Objective:
Locate all lines with the word "image" and copy them out.

Extracted records
= = =

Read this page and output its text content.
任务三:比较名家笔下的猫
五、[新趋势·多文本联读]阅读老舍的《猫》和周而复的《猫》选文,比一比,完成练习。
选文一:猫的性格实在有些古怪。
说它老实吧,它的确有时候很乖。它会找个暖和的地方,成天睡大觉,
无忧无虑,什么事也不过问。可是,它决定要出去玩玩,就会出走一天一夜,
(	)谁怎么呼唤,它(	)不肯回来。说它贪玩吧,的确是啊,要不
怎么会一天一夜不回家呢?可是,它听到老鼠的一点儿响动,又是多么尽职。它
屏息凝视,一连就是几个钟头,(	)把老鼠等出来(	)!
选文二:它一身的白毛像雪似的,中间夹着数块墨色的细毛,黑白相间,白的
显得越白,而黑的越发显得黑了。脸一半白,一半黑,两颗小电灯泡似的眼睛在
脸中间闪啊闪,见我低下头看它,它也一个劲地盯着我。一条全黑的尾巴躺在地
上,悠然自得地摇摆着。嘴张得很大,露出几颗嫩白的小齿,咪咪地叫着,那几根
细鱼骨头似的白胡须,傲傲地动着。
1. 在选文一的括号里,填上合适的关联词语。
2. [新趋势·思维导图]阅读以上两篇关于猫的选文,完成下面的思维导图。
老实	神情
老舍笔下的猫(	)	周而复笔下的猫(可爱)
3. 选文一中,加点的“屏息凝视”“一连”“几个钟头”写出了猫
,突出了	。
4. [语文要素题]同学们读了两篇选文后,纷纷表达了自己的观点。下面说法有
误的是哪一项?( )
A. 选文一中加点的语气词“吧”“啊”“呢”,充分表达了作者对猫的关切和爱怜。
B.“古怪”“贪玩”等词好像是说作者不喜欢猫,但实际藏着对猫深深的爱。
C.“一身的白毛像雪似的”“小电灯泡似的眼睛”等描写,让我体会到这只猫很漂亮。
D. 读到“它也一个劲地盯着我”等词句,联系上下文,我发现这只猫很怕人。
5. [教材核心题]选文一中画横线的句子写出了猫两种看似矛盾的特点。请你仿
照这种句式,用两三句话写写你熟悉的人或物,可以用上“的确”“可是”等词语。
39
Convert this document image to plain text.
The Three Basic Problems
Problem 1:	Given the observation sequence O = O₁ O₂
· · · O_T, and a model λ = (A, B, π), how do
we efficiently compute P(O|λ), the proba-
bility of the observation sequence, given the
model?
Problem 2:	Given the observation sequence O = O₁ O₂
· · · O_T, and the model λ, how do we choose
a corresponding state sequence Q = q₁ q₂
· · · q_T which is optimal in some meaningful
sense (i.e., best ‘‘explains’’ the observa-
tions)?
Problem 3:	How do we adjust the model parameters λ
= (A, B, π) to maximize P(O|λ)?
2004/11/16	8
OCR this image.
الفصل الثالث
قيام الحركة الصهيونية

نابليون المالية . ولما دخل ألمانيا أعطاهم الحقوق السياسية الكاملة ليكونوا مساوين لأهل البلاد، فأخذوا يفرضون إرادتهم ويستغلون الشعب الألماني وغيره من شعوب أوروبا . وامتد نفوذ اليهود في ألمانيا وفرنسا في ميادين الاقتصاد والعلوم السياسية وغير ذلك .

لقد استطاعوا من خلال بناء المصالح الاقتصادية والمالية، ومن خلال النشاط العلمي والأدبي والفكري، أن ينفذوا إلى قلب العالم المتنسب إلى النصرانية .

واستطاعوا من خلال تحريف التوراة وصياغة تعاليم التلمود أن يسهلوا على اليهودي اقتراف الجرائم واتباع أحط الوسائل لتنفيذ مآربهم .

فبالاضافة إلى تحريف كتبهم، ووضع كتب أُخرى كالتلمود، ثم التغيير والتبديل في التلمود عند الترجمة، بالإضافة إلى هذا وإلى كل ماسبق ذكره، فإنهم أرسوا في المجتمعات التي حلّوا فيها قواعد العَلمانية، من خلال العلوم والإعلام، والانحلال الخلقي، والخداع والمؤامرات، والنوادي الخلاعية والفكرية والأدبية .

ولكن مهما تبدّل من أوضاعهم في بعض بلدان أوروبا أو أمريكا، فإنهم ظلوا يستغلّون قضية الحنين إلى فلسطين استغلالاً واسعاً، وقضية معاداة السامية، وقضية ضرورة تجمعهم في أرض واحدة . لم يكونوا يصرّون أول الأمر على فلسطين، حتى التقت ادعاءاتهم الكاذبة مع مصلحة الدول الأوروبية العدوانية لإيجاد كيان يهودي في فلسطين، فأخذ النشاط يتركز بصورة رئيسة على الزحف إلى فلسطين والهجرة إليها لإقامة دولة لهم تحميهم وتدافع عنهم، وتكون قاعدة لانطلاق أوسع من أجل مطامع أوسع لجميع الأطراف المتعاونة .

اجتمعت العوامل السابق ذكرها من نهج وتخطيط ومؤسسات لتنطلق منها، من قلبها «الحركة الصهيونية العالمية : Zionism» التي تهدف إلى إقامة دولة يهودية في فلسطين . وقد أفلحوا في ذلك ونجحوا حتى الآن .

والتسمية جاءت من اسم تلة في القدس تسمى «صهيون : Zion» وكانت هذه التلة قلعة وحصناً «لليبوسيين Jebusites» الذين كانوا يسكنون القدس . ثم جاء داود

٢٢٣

= = =

Complete output:
Convert this document image to plain text.
OCR this image.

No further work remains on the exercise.